— Exercise prompt —
Render the records from the line containing "- close-label: Close: [1301, 900, 1405, 944]" through the line containing "- window-title: Package" as a numbered list, omitting any blank lines.

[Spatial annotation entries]
::::
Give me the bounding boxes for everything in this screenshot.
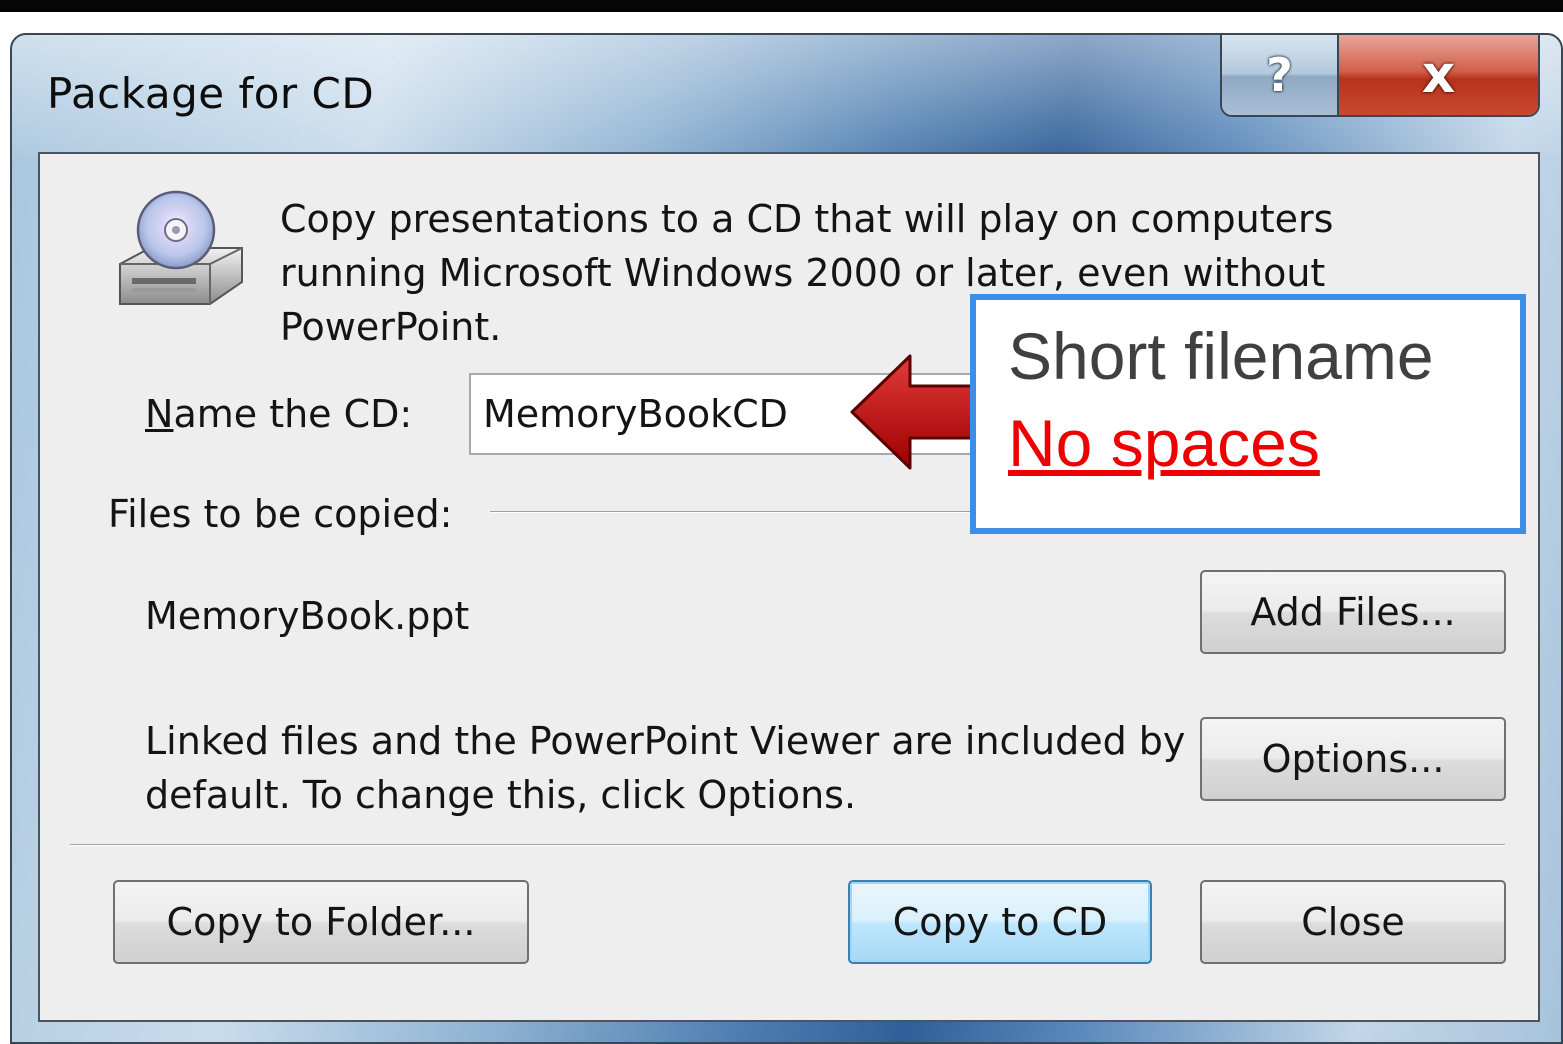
- close-label: Close: [1301, 900, 1405, 944]
- name-cd-label-text: ame the CD:: [173, 392, 413, 436]
- help-icon: ?: [1266, 48, 1293, 102]
- linked-files-note: Linked files and the PowerPoint Viewer a…: [145, 719, 1186, 817]
- options-label: Options...: [1261, 737, 1445, 781]
- help-button[interactable]: ?: [1222, 35, 1339, 115]
- top-rule: [0, 0, 1563, 12]
- copy-to-cd-label: Copy to CD: [892, 900, 1108, 944]
- window-title: Package for CD: [47, 69, 375, 118]
- copy-to-folder-label: Copy to Folder...: [166, 900, 476, 944]
- caption-buttons: ? x: [1220, 35, 1540, 117]
- package-for-cd-dialog: Package for CD ? x Copy presentations to…: [10, 33, 1563, 1044]
- annotation-callout: Short filename No spaces: [970, 294, 1526, 534]
- left-arrow-icon: [850, 354, 986, 470]
- add-files-label: Add Files...: [1250, 590, 1456, 634]
- copy-to-folder-button[interactable]: Copy to Folder...: [113, 880, 529, 964]
- close-button[interactable]: Close: [1200, 880, 1506, 964]
- dialog-body: Copy presentations to a CD that will pla…: [38, 152, 1540, 1022]
- name-cd-label: Name the CD:: [145, 392, 412, 436]
- add-files-button[interactable]: Add Files...: [1200, 570, 1506, 654]
- copy-to-cd-button[interactable]: Copy to CD: [848, 880, 1152, 964]
- callout-line-1: Short filename: [1008, 319, 1434, 393]
- file-list-item[interactable]: MemoryBook.ppt: [145, 594, 469, 638]
- close-window-button[interactable]: x: [1339, 35, 1538, 115]
- cd-drive-icon: [119, 190, 243, 305]
- options-button[interactable]: Options...: [1200, 717, 1506, 801]
- separator: [70, 844, 1505, 846]
- callout-line-2: No spaces: [1008, 406, 1320, 480]
- close-icon: x: [1421, 45, 1456, 105]
- name-cd-label-mnemonic: N: [145, 392, 174, 436]
- files-to-be-copied-label: Files to be copied:: [108, 492, 453, 536]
::::
— Worked answer —
1. - close-label: Close: [1301, 900, 1405, 944]
2. - name-cd-label-text: ame the CD:: [173, 392, 413, 436]
3. - help-icon: ?: [1266, 48, 1293, 102]
4. - linked-files-note: Linked files and the PowerPoint Viewer a…: [145, 719, 1186, 817]
5. - options-label: Options...: [1261, 737, 1445, 781]
6. - help-button[interactable]: ?: [1222, 35, 1339, 115]
7. - top-rule: [0, 0, 1563, 12]
8. - copy-to-cd-label: Copy to CD: [892, 900, 1108, 944]
9. - window-title: Package for CD: [47, 69, 375, 118]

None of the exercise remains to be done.